Liste des tâches
a: Répondez aux questions suivantes d'après l'entretien sur le cinéma grec :
(i) Quel pourcentage de contribution est prévu pour les chaînes de TV ?
(ii) Combien de longs-métrages la Grèce produit-elle actuellement par an ?
(iii) Selon Y. L., quelle institution n'existe pas en Grèce sous une forme digne de ce nom ?
b: Poursuivez l'entretien sur le cinéma grec après sa dernière phrase.

Extrait
%%

Y. L. – La plupart des metteurs en scène et les producteurs du pays ont décidé de ne pas y aller et de s'abstenir des prix d'Etat pour faire un peu pression.
i-GR. – Vous voulez dire que l'intervention de l'Etat grec dans le Cinéma n'est pas satisfaisante ? Alors que le Centre du Cinéma grec (EKK) est le principal financeur des films… Qu'est-ce que l'Etat peut faire de plus ?
Y. L. – Certes, mais c'est justement ce que nous voulons changer. Qu'il y ait une nouvelle loi qui favorise les productions cinématographiques et l'investissement privé. Actuellement, il n'y a aucune incitation aux producteurs pour qu'ils investissent dans le cinéma. Il faudrait envisager des allégements fiscaux pour ce type d'investissements. Mais il y a aussi d'autres problèmes. Une contribution de 1,5% prévue pour les chaînes de TV qu'elles ne versent pas. Il y a, enfin, les dépenses de fonctionnement du Festival de Thessalonique qui sont disproportionnées par rapport aux sommes investies dans la production.
i-GR – En même temps, la plupart des films présentés à Thessalonique laissaient à désirer, tant par leur qualité artistique que par les sujets abordés… Et, passé le Festival, le public n'était pas au rendez-vous. On produit actuellement en Grèce, à peine une dizaine de longs-métrages par an. Nous sommes loin de la centaine qu'on y produisait du temps de l'âge d'or du cinéma grec, dans les années 60.
Y. L. – Bien entendu, en Grèce, des films comme le mien ne peuvent gagner de l'argent. Mais l'important est que des films se fassent, qu'ils existent. C'est vrai qu'il y a eu beaucoup de mauvais films. Cela est dû en grande partie au mode de financement et au fonctionnement du Centre du Cinéma grec. Lorsque l'Etat est le seul partenaire, à terme, il n'y a pas beaucoup de variété dans la production. Puis, en Grèce, il n'y a pas d'éducation cinématographique. Il n'y a pas une Académie du Cinéma digne de ce nom.
i-GR – Néanmoins, Canine a été financé grâce à la contribution du Centre du Cinéma...

%%

Données fournies
%%

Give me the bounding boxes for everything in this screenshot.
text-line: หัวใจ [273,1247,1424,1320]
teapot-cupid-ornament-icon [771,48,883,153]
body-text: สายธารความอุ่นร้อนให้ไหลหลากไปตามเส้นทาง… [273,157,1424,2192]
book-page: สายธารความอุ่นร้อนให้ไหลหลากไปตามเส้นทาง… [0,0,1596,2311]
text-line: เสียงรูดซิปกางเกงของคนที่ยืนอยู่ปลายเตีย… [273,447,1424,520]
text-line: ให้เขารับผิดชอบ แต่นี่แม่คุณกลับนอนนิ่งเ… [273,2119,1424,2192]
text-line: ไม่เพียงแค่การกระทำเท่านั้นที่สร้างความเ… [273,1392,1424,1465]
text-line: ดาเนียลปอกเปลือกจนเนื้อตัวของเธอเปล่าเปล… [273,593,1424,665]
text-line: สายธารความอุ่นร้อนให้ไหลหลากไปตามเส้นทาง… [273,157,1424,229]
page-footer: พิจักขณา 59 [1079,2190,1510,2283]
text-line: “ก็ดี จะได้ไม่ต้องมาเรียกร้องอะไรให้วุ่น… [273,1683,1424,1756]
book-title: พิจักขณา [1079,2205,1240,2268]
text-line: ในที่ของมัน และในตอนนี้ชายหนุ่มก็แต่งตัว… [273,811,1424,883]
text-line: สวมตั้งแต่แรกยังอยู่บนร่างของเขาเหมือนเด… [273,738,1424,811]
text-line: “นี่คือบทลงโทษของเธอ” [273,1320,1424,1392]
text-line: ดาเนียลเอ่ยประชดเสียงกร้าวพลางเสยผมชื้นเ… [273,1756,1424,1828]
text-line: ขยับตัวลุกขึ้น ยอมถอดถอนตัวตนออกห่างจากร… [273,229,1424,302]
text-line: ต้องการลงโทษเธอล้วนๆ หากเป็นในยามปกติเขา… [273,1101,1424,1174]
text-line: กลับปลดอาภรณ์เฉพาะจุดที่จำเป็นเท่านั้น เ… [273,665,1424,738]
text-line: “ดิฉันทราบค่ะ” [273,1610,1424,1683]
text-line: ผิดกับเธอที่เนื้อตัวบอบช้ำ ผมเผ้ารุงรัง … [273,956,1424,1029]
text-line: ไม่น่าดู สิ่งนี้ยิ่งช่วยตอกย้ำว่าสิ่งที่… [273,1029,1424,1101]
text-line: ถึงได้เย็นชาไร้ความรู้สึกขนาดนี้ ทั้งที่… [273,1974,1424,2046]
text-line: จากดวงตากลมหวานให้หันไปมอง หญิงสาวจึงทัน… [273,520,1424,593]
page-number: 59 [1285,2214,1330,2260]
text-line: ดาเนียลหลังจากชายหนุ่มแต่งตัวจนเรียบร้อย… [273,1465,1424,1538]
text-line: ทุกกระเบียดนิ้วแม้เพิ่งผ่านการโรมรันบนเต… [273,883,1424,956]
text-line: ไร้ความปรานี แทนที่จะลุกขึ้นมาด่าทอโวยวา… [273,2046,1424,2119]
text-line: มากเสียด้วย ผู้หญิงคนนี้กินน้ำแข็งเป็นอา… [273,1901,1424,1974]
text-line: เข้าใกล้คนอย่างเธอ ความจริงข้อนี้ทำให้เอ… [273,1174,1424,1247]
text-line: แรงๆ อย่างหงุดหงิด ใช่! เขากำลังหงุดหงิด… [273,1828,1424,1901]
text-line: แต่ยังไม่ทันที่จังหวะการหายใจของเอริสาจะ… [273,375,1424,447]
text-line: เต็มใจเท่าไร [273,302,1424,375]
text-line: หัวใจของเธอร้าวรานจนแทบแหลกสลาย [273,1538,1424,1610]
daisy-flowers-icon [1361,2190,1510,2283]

%%

Résultats dans l'ordre
a:
(i) 1,5 %.
(ii) À peine une dizaine.
(iii) Une Académie du Cinéma.

b:
Y. L. – Oui. Mais, le film a reçu au total beaucoup moins d'argent qu'il en avait besoin. Les liquidités proviennent surtout de l'EKK et d'une société de production de films publicitaires pour laquelle je travaille. Et, surtout, la contribution d'un tas de personnes, amis, techniciens, organismes divers, théâtres, qui ont participé chacun à sa façon, qui en facilitant telle chose, qui en fournissant des décors ou des costumes…
i-GR – Canine est votre deuxième film… Il y a eu auparavant Kinetta.
Y. L. – Kinetta, c'est le nom d'une petite ville à l'Ouest d'Athènes. Elle est au bord de la mer. C'était une ville balnéaire, jusqu'à ce qu'une raffinerie de pétrole s'y installe. Depuis, les plages, les hôtels, ont été désertés. C'est dans ce désert que vivent trois personnes.
i-GR – Et, avant Kinetta ?
Y. L. – J'ai fait quelques vidéos pour le théâtre, des vidéos pour la danse, des petits films expérimentaux, des photos, etc., et beaucoup de pubs. Comme nous l'avons dit, le cinéma ne fait pas vivre en Grèce.
Aggeliki Papoulia dans le film Canine.
i-GR – Le succès international de Canine devrait vous permettre d'envisager l'avenir plus sereinement…
Y. L. – Ça ne me préoccupe pas tant que ça. Cela va me permettre surtout de continuer à faire ce que je fais.
i-GR – Un nouveau film en vue, donc…
Y. L. – Oui, j'ai commencé à travailler avec le même scénariste, Efthimis Filippou. Il n'y a rien de concret pour le moment, d'autant que mes voyages pour la promotion de Canine me retiennent loin d'Athènes. Nous essayons de gérer deux ou trois histoires différentes de gens.
Propos recueillis par A. E.
© photos DR et Y. L.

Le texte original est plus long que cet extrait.